* START DATA EXCERPTS *
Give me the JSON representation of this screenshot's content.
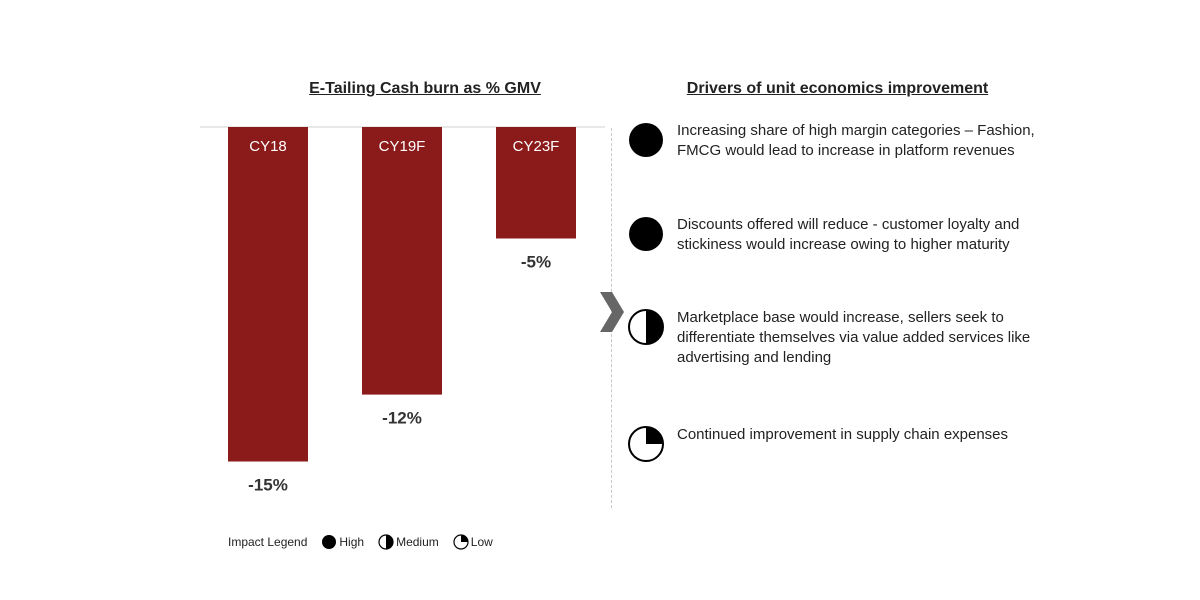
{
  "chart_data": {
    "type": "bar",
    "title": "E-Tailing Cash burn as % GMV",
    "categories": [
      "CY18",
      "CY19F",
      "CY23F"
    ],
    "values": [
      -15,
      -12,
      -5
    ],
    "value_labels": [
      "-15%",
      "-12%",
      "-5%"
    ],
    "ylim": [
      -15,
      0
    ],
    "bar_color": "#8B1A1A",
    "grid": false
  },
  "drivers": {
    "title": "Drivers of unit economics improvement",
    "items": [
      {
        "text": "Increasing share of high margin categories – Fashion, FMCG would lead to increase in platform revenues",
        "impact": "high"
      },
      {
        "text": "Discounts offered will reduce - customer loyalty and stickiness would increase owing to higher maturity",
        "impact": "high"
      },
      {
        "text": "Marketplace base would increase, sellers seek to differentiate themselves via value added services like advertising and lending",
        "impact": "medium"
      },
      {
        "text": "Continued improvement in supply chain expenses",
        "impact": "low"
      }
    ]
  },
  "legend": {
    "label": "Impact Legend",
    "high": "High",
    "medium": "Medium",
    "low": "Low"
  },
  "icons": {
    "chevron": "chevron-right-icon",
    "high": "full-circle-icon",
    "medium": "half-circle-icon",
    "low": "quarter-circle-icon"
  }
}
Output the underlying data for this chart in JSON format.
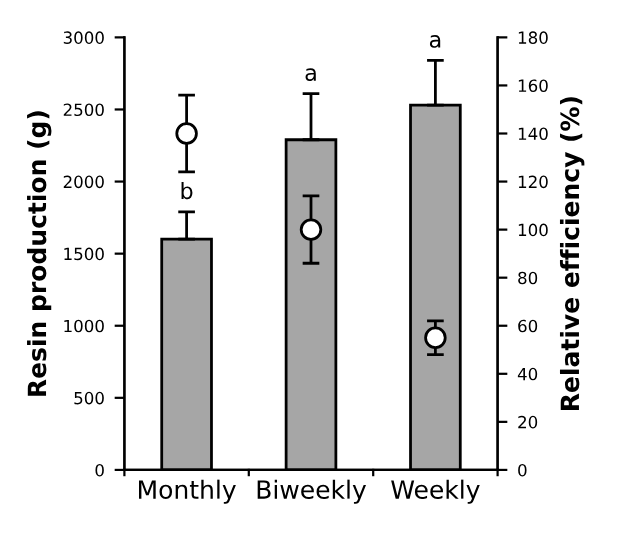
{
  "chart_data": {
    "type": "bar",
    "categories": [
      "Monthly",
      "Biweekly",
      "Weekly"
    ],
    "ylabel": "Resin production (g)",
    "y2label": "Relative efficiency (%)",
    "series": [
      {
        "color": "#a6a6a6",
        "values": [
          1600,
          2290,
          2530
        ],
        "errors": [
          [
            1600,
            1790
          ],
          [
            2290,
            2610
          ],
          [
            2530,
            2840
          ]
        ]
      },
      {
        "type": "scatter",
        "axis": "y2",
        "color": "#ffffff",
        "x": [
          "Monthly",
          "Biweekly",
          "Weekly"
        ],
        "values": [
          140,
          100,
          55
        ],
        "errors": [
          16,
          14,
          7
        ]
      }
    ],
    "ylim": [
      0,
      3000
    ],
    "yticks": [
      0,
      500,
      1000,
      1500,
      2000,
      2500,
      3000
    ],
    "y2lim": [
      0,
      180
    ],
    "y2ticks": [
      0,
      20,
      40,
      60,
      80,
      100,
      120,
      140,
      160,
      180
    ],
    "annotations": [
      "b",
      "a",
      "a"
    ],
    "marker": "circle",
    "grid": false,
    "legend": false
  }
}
* END DATA EXCERPTS *
» AIM:
Restate each entry word for word, please, but drop any images it holds.

» THE RESULT:
Give me the JSON representation of this screenshot's content.
{
  "chart_data": {
    "type": "bar",
    "title": "E-Tailing Cash burn as % GMV",
    "categories": [
      "CY18",
      "CY19F",
      "CY23F"
    ],
    "values": [
      -15,
      -12,
      -5
    ],
    "value_labels": [
      "-15%",
      "-12%",
      "-5%"
    ],
    "ylim": [
      -15,
      0
    ],
    "bar_color": "#8B1A1A",
    "grid": false
  },
  "drivers": {
    "title": "Drivers of unit economics improvement",
    "items": [
      {
        "text": "Increasing share of high margin categories – Fashion, FMCG would lead to increase in platform revenues",
        "impact": "high"
      },
      {
        "text": "Discounts offered will reduce - customer loyalty and stickiness would increase owing to higher maturity",
        "impact": "high"
      },
      {
        "text": "Marketplace base would increase, sellers seek to differentiate themselves via value added services like advertising and lending",
        "impact": "medium"
      },
      {
        "text": "Continued improvement in supply chain expenses",
        "impact": "low"
      }
    ]
  },
  "legend": {
    "label": "Impact Legend",
    "high": "High",
    "medium": "Medium",
    "low": "Low"
  },
  "icons": {
    "chevron": "chevron-right-icon",
    "high": "full-circle-icon",
    "medium": "half-circle-icon",
    "low": "quarter-circle-icon"
  }
}
Output the underlying data for this chart in JSON format.
{
  "chart_data": {
    "type": "bar",
    "categories": [
      "Monthly",
      "Biweekly",
      "Weekly"
    ],
    "ylabel": "Resin production (g)",
    "y2label": "Relative efficiency (%)",
    "series": [
      {
        "color": "#a6a6a6",
        "values": [
          1600,
          2290,
          2530
        ],
        "errors": [
          [
            1600,
            1790
          ],
          [
            2290,
            2610
          ],
          [
            2530,
            2840
          ]
        ]
      },
      {
        "type": "scatter",
        "axis": "y2",
        "color": "#ffffff",
        "x": [
          "Monthly",
          "Biweekly",
          "Weekly"
        ],
        "values": [
          140,
          100,
          55
        ],
        "errors": [
          16,
          14,
          7
        ]
      }
    ],
    "ylim": [
      0,
      3000
    ],
    "yticks": [
      0,
      500,
      1000,
      1500,
      2000,
      2500,
      3000
    ],
    "y2lim": [
      0,
      180
    ],
    "y2ticks": [
      0,
      20,
      40,
      60,
      80,
      100,
      120,
      140,
      160,
      180
    ],
    "annotations": [
      "b",
      "a",
      "a"
    ],
    "marker": "circle",
    "grid": false,
    "legend": false
  }
}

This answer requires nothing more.